Reproduce each line exactly. Skip none.

## RECORDS PROVIDED
■ ■ ■ ■ ■ ■ ■

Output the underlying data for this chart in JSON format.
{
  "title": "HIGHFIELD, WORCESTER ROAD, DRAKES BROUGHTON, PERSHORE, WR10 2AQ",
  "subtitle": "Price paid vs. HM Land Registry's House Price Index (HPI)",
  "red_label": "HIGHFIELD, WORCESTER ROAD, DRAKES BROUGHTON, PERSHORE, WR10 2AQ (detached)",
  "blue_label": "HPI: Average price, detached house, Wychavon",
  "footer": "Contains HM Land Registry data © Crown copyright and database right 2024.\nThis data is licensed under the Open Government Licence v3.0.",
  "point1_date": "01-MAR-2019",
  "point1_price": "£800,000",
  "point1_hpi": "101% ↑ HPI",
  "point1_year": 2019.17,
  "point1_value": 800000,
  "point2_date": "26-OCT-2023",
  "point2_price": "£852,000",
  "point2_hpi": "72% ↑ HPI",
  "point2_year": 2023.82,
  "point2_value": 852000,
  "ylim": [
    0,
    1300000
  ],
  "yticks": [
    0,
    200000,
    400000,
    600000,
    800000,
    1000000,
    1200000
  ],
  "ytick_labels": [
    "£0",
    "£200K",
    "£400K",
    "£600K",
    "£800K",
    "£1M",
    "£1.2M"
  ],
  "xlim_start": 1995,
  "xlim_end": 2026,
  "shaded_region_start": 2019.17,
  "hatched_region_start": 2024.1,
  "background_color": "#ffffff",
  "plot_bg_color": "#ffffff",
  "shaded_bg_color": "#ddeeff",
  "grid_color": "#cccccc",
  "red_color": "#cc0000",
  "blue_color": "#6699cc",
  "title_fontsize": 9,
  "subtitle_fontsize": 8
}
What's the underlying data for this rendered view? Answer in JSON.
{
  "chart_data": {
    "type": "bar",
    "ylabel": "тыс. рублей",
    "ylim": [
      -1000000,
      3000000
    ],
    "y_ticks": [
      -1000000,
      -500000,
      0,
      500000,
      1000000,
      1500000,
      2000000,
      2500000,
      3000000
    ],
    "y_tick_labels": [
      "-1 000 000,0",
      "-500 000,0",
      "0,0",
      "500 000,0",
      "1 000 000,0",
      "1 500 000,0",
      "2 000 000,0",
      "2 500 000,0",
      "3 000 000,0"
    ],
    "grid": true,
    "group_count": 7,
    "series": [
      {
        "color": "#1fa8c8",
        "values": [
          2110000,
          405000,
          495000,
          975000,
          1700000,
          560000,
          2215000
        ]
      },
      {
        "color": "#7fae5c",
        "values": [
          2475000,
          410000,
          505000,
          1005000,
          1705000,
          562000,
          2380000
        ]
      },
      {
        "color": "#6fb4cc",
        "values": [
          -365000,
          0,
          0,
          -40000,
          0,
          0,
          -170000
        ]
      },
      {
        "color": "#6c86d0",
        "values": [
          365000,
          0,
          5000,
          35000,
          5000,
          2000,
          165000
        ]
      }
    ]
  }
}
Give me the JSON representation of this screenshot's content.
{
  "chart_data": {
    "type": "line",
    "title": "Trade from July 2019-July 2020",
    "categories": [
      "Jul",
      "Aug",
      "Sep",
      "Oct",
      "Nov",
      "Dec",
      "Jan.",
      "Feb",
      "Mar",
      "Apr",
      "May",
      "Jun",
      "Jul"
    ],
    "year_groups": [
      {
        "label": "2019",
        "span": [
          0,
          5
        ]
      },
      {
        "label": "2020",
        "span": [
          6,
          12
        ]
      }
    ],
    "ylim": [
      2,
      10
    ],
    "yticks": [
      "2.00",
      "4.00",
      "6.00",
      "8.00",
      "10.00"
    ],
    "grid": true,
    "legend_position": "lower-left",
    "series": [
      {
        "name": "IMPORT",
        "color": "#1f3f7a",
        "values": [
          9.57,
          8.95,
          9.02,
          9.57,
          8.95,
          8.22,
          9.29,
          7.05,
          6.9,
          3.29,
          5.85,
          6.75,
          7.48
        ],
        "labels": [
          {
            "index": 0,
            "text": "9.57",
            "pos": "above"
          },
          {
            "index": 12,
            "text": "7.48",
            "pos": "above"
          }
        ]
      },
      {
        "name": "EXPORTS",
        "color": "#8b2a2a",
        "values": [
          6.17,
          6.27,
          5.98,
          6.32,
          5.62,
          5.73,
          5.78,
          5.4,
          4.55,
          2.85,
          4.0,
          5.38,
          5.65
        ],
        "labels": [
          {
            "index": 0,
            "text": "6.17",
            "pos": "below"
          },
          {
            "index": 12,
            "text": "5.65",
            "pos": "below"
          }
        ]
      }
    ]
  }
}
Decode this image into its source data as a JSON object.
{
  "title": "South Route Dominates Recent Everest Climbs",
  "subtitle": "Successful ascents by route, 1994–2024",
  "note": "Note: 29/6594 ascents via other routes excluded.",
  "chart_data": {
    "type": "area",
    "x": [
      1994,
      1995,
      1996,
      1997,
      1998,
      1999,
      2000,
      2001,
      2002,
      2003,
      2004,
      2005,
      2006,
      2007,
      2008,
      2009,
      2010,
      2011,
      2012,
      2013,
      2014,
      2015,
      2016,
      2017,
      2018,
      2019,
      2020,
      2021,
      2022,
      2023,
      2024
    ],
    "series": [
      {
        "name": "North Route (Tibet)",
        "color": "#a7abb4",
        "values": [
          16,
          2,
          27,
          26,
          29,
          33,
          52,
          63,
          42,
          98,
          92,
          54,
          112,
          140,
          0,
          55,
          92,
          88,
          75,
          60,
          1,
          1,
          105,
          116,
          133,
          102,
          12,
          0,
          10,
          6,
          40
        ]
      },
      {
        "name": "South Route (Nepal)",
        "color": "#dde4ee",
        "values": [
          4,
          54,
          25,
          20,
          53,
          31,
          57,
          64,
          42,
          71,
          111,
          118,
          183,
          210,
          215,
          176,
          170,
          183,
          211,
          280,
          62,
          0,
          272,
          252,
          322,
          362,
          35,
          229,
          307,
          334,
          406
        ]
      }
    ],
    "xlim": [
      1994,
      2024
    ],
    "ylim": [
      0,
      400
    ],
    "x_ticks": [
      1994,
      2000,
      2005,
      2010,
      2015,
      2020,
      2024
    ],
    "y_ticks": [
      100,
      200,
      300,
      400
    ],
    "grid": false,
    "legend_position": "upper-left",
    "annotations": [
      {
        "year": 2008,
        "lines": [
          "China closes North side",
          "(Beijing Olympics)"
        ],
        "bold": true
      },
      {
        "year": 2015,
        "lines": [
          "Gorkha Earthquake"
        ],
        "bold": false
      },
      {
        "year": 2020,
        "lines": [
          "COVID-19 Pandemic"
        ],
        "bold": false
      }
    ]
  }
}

■ ■ ■ ■ ■ ■ ■

## PROBLEM SOLUTION
Output the underlying data for this chart in JSON format.
{
  "title": "HIGHFIELD, WORCESTER ROAD, DRAKES BROUGHTON, PERSHORE, WR10 2AQ",
  "subtitle": "Price paid vs. HM Land Registry's House Price Index (HPI)",
  "red_label": "HIGHFIELD, WORCESTER ROAD, DRAKES BROUGHTON, PERSHORE, WR10 2AQ (detached)",
  "blue_label": "HPI: Average price, detached house, Wychavon",
  "footer": "Contains HM Land Registry data © Crown copyright and database right 2024.\nThis data is licensed under the Open Government Licence v3.0.",
  "point1_date": "01-MAR-2019",
  "point1_price": "£800,000",
  "point1_hpi": "101% ↑ HPI",
  "point1_year": 2019.17,
  "point1_value": 800000,
  "point2_date": "26-OCT-2023",
  "point2_price": "£852,000",
  "point2_hpi": "72% ↑ HPI",
  "point2_year": 2023.82,
  "point2_value": 852000,
  "ylim": [
    0,
    1300000
  ],
  "yticks": [
    0,
    200000,
    400000,
    600000,
    800000,
    1000000,
    1200000
  ],
  "ytick_labels": [
    "£0",
    "£200K",
    "£400K",
    "£600K",
    "£800K",
    "£1M",
    "£1.2M"
  ],
  "xlim_start": 1995,
  "xlim_end": 2026,
  "shaded_region_start": 2019.17,
  "hatched_region_start": 2024.1,
  "background_color": "#ffffff",
  "plot_bg_color": "#ffffff",
  "shaded_bg_color": "#ddeeff",
  "grid_color": "#cccccc",
  "red_color": "#cc0000",
  "blue_color": "#6699cc",
  "title_fontsize": 9,
  "subtitle_fontsize": 8
}
What's the underlying data for this rendered view? Answer in JSON.
{
  "chart_data": {
    "type": "bar",
    "ylabel": "тыс. рублей",
    "ylim": [
      -1000000,
      3000000
    ],
    "y_ticks": [
      -1000000,
      -500000,
      0,
      500000,
      1000000,
      1500000,
      2000000,
      2500000,
      3000000
    ],
    "y_tick_labels": [
      "-1 000 000,0",
      "-500 000,0",
      "0,0",
      "500 000,0",
      "1 000 000,0",
      "1 500 000,0",
      "2 000 000,0",
      "2 500 000,0",
      "3 000 000,0"
    ],
    "grid": true,
    "group_count": 7,
    "series": [
      {
        "color": "#1fa8c8",
        "values": [
          2110000,
          405000,
          495000,
          975000,
          1700000,
          560000,
          2215000
        ]
      },
      {
        "color": "#7fae5c",
        "values": [
          2475000,
          410000,
          505000,
          1005000,
          1705000,
          562000,
          2380000
        ]
      },
      {
        "color": "#6fb4cc",
        "values": [
          -365000,
          0,
          0,
          -40000,
          0,
          0,
          -170000
        ]
      },
      {
        "color": "#6c86d0",
        "values": [
          365000,
          0,
          5000,
          35000,
          5000,
          2000,
          165000
        ]
      }
    ]
  }
}
Give me the JSON representation of this screenshot's content.
{
  "chart_data": {
    "type": "line",
    "title": "Trade from July 2019-July 2020",
    "categories": [
      "Jul",
      "Aug",
      "Sep",
      "Oct",
      "Nov",
      "Dec",
      "Jan.",
      "Feb",
      "Mar",
      "Apr",
      "May",
      "Jun",
      "Jul"
    ],
    "year_groups": [
      {
        "label": "2019",
        "span": [
          0,
          5
        ]
      },
      {
        "label": "2020",
        "span": [
          6,
          12
        ]
      }
    ],
    "ylim": [
      2,
      10
    ],
    "yticks": [
      "2.00",
      "4.00",
      "6.00",
      "8.00",
      "10.00"
    ],
    "grid": true,
    "legend_position": "lower-left",
    "series": [
      {
        "name": "IMPORT",
        "color": "#1f3f7a",
        "values": [
          9.57,
          8.95,
          9.02,
          9.57,
          8.95,
          8.22,
          9.29,
          7.05,
          6.9,
          3.29,
          5.85,
          6.75,
          7.48
        ],
        "labels": [
          {
            "index": 0,
            "text": "9.57",
            "pos": "above"
          },
          {
            "index": 12,
            "text": "7.48",
            "pos": "above"
          }
        ]
      },
      {
        "name": "EXPORTS",
        "color": "#8b2a2a",
        "values": [
          6.17,
          6.27,
          5.98,
          6.32,
          5.62,
          5.73,
          5.78,
          5.4,
          4.55,
          2.85,
          4.0,
          5.38,
          5.65
        ],
        "labels": [
          {
            "index": 0,
            "text": "6.17",
            "pos": "below"
          },
          {
            "index": 12,
            "text": "5.65",
            "pos": "below"
          }
        ]
      }
    ]
  }
}
Decode this image into its source data as a JSON object.
{
  "title": "South Route Dominates Recent Everest Climbs",
  "subtitle": "Successful ascents by route, 1994–2024",
  "note": "Note: 29/6594 ascents via other routes excluded.",
  "chart_data": {
    "type": "area",
    "x": [
      1994,
      1995,
      1996,
      1997,
      1998,
      1999,
      2000,
      2001,
      2002,
      2003,
      2004,
      2005,
      2006,
      2007,
      2008,
      2009,
      2010,
      2011,
      2012,
      2013,
      2014,
      2015,
      2016,
      2017,
      2018,
      2019,
      2020,
      2021,
      2022,
      2023,
      2024
    ],
    "series": [
      {
        "name": "North Route (Tibet)",
        "color": "#a7abb4",
        "values": [
          16,
          2,
          27,
          26,
          29,
          33,
          52,
          63,
          42,
          98,
          92,
          54,
          112,
          140,
          0,
          55,
          92,
          88,
          75,
          60,
          1,
          1,
          105,
          116,
          133,
          102,
          12,
          0,
          10,
          6,
          40
        ]
      },
      {
        "name": "South Route (Nepal)",
        "color": "#dde4ee",
        "values": [
          4,
          54,
          25,
          20,
          53,
          31,
          57,
          64,
          42,
          71,
          111,
          118,
          183,
          210,
          215,
          176,
          170,
          183,
          211,
          280,
          62,
          0,
          272,
          252,
          322,
          362,
          35,
          229,
          307,
          334,
          406
        ]
      }
    ],
    "xlim": [
      1994,
      2024
    ],
    "ylim": [
      0,
      400
    ],
    "x_ticks": [
      1994,
      2000,
      2005,
      2010,
      2015,
      2020,
      2024
    ],
    "y_ticks": [
      100,
      200,
      300,
      400
    ],
    "grid": false,
    "legend_position": "upper-left",
    "annotations": [
      {
        "year": 2008,
        "lines": [
          "China closes North side",
          "(Beijing Olympics)"
        ],
        "bold": true
      },
      {
        "year": 2015,
        "lines": [
          "Gorkha Earthquake"
        ],
        "bold": false
      },
      {
        "year": 2020,
        "lines": [
          "COVID-19 Pandemic"
        ],
        "bold": false
      }
    ]
  }
}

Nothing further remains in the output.